▸ Problem description: Omit the pictures and extract only the lines from the line containing "What text is on this page?" to the end of the material, each exactly as written.

[Dataset entries]
——

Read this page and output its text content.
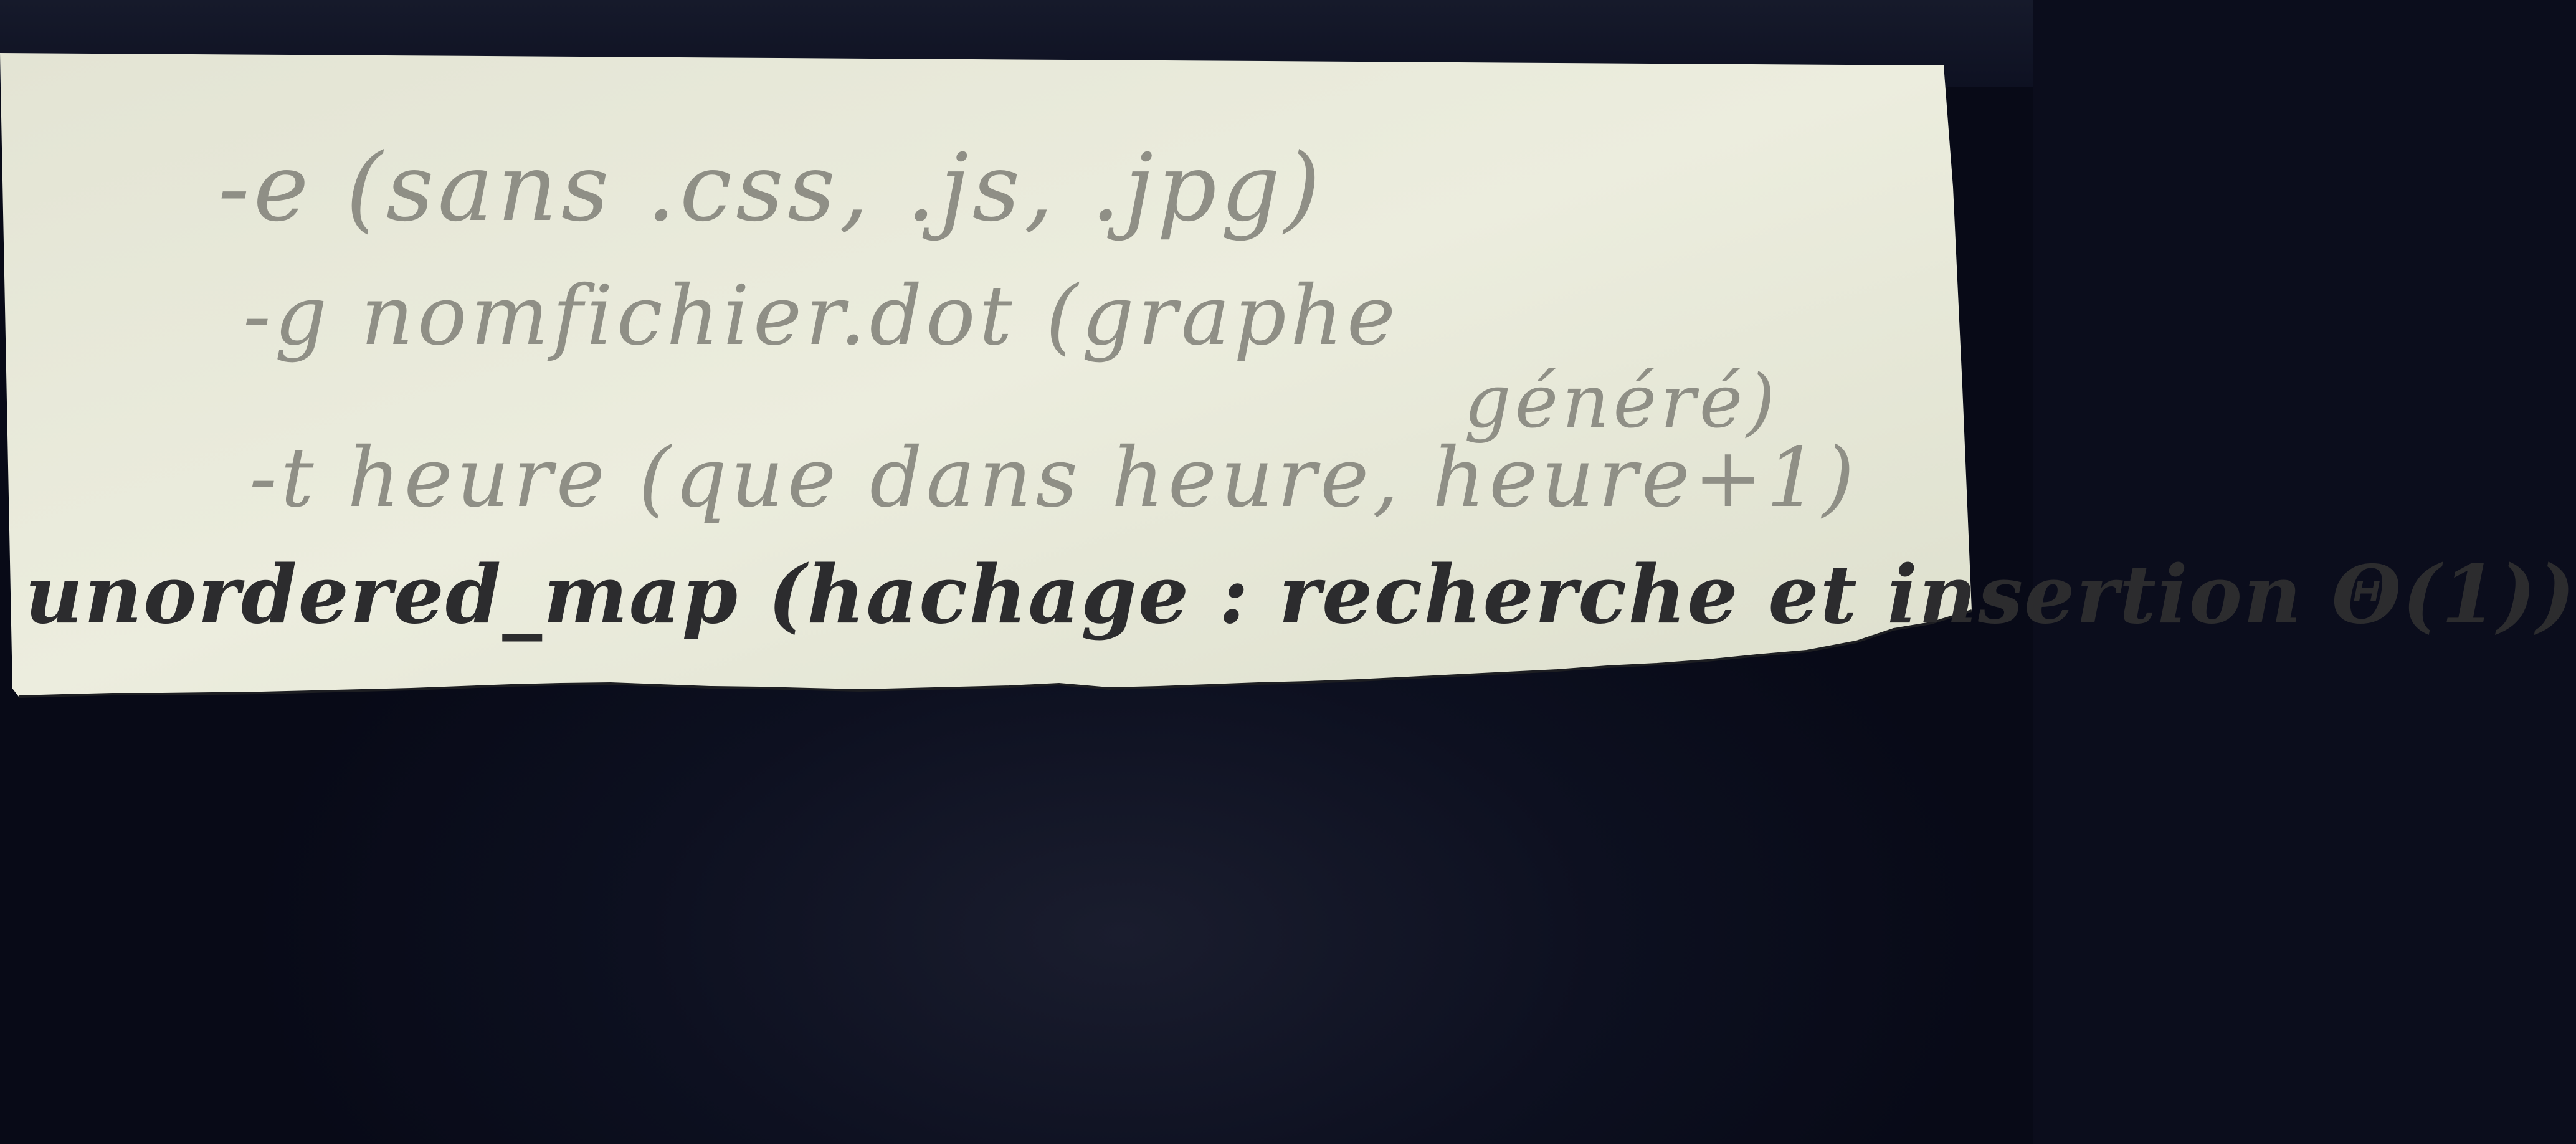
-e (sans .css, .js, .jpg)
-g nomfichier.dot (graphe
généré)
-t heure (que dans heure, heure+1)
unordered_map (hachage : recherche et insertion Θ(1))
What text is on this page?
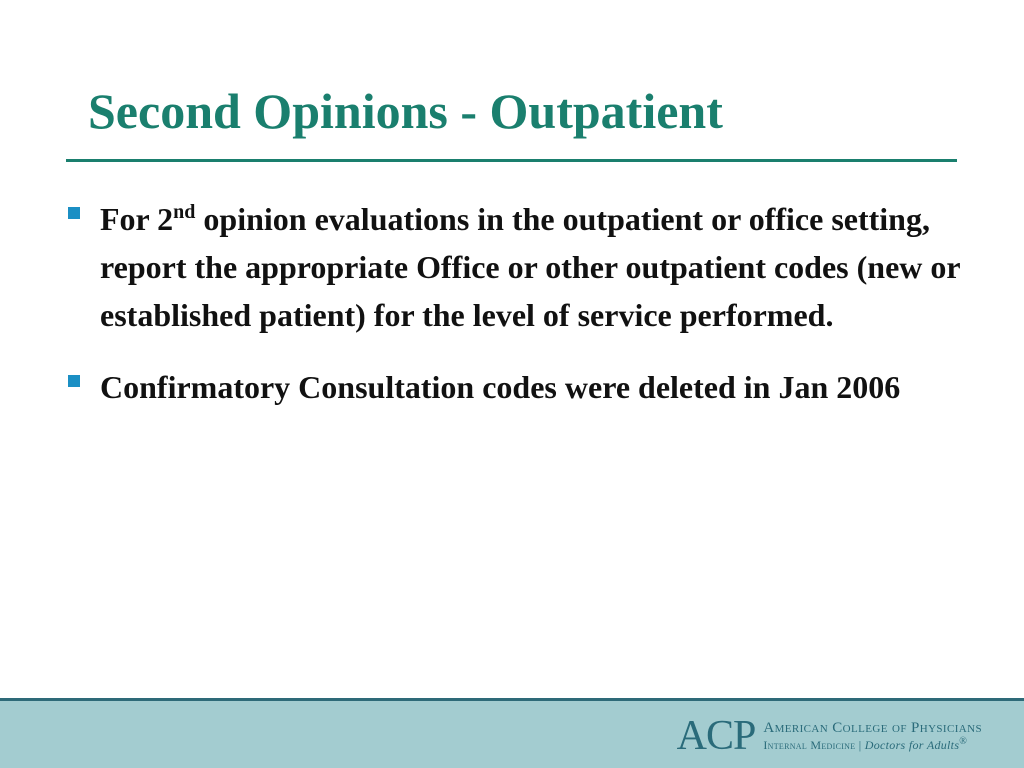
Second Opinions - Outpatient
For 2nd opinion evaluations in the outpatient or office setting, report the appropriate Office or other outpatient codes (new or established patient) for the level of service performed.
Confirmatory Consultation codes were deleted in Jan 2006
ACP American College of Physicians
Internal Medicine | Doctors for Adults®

——

▸ The completed task:
What text is on this page?
Second Opinions - Outpatient
For 2nd opinion evaluations in the outpatient or office setting, report the appropriate Office or other outpatient codes (new or established patient) for the level of service performed.
Confirmatory Consultation codes were deleted in Jan 2006
ACP American College of Physicians
Internal Medicine | Doctors for Adults®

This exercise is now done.